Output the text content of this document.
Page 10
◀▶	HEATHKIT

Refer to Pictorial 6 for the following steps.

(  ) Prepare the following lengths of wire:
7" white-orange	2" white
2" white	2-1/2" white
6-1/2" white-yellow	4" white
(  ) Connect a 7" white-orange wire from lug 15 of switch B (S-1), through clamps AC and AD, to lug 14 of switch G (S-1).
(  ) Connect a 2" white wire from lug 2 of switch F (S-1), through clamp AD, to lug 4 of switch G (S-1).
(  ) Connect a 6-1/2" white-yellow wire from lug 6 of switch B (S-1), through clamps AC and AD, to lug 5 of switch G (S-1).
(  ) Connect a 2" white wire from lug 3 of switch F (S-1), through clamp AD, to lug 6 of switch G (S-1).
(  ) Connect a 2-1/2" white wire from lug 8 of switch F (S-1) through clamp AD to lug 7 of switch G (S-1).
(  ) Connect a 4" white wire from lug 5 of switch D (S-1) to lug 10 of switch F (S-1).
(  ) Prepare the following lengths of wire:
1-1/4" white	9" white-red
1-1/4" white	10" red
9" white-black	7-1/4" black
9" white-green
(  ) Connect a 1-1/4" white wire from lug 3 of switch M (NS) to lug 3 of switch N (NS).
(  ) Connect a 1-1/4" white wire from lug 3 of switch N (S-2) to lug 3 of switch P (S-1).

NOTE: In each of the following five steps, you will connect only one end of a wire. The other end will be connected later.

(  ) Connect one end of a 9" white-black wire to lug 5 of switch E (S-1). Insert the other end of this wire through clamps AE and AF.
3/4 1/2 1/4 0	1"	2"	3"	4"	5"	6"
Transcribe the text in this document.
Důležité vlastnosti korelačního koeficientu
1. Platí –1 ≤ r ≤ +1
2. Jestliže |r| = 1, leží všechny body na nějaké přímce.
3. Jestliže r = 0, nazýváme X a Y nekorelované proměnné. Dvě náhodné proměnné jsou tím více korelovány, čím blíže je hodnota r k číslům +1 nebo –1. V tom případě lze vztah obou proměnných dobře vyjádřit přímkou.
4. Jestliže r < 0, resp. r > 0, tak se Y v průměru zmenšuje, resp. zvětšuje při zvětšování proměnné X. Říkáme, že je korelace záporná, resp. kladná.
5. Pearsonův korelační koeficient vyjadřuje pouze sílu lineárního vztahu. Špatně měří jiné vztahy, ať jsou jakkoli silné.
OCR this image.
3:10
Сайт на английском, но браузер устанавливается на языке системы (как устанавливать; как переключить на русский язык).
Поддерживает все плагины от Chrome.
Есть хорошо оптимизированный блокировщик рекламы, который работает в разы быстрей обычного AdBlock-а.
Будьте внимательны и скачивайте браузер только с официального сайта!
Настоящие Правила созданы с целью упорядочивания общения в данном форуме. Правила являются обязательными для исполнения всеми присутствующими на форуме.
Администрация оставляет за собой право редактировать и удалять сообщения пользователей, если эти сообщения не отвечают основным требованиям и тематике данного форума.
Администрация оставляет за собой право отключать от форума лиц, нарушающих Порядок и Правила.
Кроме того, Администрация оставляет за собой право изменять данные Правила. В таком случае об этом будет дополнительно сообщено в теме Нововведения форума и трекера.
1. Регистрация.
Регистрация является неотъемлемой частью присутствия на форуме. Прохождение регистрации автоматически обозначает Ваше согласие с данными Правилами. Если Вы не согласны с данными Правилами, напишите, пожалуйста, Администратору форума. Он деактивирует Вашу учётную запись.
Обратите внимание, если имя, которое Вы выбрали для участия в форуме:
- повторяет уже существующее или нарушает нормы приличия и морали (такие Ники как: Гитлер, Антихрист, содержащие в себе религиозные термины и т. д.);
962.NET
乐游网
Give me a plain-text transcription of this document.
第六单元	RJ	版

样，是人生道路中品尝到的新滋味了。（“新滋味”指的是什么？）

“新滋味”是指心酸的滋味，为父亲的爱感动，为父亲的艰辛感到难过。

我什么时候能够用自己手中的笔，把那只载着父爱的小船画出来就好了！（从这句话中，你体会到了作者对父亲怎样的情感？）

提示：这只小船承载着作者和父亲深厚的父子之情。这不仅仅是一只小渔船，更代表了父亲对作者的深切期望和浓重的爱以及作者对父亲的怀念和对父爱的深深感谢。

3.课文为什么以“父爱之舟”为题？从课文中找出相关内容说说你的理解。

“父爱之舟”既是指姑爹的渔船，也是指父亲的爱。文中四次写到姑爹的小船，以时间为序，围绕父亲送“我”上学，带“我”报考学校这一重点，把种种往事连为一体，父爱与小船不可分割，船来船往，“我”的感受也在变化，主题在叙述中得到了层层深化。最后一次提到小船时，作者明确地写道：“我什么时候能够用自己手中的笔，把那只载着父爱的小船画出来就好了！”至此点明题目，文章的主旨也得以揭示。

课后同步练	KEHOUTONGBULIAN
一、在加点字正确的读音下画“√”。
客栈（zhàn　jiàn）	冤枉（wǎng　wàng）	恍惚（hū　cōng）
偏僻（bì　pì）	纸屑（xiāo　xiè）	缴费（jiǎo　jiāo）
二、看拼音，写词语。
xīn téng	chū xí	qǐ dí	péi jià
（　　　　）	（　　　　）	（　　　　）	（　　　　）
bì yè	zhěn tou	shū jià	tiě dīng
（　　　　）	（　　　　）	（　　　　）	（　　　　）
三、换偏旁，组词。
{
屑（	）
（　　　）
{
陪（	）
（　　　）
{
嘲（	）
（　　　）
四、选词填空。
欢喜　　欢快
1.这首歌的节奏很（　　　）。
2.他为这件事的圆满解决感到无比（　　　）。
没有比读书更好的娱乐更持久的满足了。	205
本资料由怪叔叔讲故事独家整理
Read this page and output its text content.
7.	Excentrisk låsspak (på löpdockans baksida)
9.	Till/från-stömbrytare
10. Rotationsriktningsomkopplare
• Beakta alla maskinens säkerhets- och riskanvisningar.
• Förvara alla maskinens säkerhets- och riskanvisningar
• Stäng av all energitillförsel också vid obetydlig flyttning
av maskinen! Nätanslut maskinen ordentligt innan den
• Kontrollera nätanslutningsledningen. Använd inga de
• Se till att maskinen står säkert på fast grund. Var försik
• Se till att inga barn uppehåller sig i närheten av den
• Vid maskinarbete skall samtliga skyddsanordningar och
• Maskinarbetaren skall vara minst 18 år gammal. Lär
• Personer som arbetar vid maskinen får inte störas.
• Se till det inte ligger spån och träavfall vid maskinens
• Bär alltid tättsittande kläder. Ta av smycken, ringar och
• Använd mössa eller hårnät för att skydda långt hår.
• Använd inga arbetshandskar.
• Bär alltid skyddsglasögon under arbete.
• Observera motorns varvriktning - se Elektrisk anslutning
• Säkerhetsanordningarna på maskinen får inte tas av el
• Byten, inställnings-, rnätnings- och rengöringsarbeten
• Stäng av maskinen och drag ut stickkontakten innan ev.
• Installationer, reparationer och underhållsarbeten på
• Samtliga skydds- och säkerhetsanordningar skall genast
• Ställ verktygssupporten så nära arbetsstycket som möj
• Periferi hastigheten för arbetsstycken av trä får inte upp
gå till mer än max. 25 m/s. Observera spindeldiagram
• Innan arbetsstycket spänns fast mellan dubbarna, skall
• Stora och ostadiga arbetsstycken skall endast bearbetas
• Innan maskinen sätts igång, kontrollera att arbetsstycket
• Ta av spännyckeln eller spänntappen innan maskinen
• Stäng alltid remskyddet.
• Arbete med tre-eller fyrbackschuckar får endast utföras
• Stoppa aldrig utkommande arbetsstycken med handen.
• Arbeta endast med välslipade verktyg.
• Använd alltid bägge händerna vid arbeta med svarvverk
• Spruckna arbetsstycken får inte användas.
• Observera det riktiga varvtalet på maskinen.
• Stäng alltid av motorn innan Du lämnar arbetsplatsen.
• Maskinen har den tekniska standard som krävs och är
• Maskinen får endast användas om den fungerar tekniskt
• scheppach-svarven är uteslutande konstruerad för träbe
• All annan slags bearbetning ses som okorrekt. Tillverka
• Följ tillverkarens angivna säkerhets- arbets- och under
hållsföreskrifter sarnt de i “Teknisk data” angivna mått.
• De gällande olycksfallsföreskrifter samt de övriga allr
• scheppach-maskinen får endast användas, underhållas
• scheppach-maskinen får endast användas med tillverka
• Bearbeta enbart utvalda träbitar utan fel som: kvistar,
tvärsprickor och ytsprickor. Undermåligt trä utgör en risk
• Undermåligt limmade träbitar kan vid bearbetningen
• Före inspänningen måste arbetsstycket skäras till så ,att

============

For each line of the listing that holds the word "我什么时候能够用自己手中的笔", show that line.

我什么时候能够用自己手中的笔，把那只载着父爱的小船画出来就好了！（从这句话中，你体会到了作者对父亲怎样的情感？）
“父爱之舟”既是指姑爹的渔船，也是指父亲的爱。文中四次写到姑爹的小船，以时间为序，围绕父亲送“我”上学，带“我”报考学校这一重点，把种种往事连为一体，父爱与小船不可分割，船来船往，“我”的感受也在变化，主题在叙述中得到了层层深化。最后一次提到小船时，作者明确地写道：“我什么时候能够用自己手中的笔，把那只载着父爱的小船画出来就好了！”至此点明题目，文章的主旨也得以揭示。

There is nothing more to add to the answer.